**PROBLEM STATEMENT:**
Set down the whole listing verbatim.

Records from a dataset:

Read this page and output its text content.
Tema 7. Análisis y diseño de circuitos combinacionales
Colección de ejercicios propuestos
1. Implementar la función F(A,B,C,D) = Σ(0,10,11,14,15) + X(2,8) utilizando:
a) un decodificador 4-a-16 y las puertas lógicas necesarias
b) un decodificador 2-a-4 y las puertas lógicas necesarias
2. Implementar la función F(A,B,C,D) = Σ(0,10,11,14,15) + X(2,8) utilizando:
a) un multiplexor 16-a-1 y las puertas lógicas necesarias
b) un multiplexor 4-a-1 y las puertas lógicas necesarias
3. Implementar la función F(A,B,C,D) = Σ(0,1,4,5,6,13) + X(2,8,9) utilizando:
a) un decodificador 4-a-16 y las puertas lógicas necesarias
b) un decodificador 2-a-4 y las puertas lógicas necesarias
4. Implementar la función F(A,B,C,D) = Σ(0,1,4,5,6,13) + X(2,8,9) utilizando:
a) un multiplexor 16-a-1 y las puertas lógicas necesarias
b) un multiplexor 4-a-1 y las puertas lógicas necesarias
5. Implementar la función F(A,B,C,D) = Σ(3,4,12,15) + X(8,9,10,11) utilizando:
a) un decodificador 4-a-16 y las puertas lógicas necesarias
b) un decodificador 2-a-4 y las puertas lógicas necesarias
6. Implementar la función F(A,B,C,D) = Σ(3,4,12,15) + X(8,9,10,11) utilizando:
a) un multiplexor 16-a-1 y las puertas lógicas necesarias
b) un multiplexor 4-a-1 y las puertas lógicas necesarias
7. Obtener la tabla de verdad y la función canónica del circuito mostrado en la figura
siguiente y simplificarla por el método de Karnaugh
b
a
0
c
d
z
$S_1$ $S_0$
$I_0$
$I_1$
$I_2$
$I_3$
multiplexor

**EXERCISE ANSWER:**
Read this page and output its text content.
Tema 7. Análisis y diseño de circuitos combinacionales
Colección de ejercicios propuestos
1. Implementar la función F(A,B,C,D) = Σ(0,10,11,14,15) + X(2,8) utilizando:
a) un decodificador 4-a-16 y las puertas lógicas necesarias
b) un decodificador 2-a-4 y las puertas lógicas necesarias
2. Implementar la función F(A,B,C,D) = Σ(0,10,11,14,15) + X(2,8) utilizando:
a) un multiplexor 16-a-1 y las puertas lógicas necesarias
b) un multiplexor 4-a-1 y las puertas lógicas necesarias
3. Implementar la función F(A,B,C,D) = Σ(0,1,4,5,6,13) + X(2,8,9) utilizando:
a) un decodificador 4-a-16 y las puertas lógicas necesarias
b) un decodificador 2-a-4 y las puertas lógicas necesarias
4. Implementar la función F(A,B,C,D) = Σ(0,1,4,5,6,13) + X(2,8,9) utilizando:
a) un multiplexor 16-a-1 y las puertas lógicas necesarias
b) un multiplexor 4-a-1 y las puertas lógicas necesarias
5. Implementar la función F(A,B,C,D) = Σ(3,4,12,15) + X(8,9,10,11) utilizando:
a) un decodificador 4-a-16 y las puertas lógicas necesarias
b) un decodificador 2-a-4 y las puertas lógicas necesarias
6. Implementar la función F(A,B,C,D) = Σ(3,4,12,15) + X(8,9,10,11) utilizando:
a) un multiplexor 16-a-1 y las puertas lógicas necesarias
b) un multiplexor 4-a-1 y las puertas lógicas necesarias
7. Obtener la tabla de verdad y la función canónica del circuito mostrado en la figura
siguiente y simplificarla por el método de Karnaugh
b
a
0
c
d
z
$S_1$ $S_0$
$I_0$
$I_1$
$I_2$
$I_3$
multiplexor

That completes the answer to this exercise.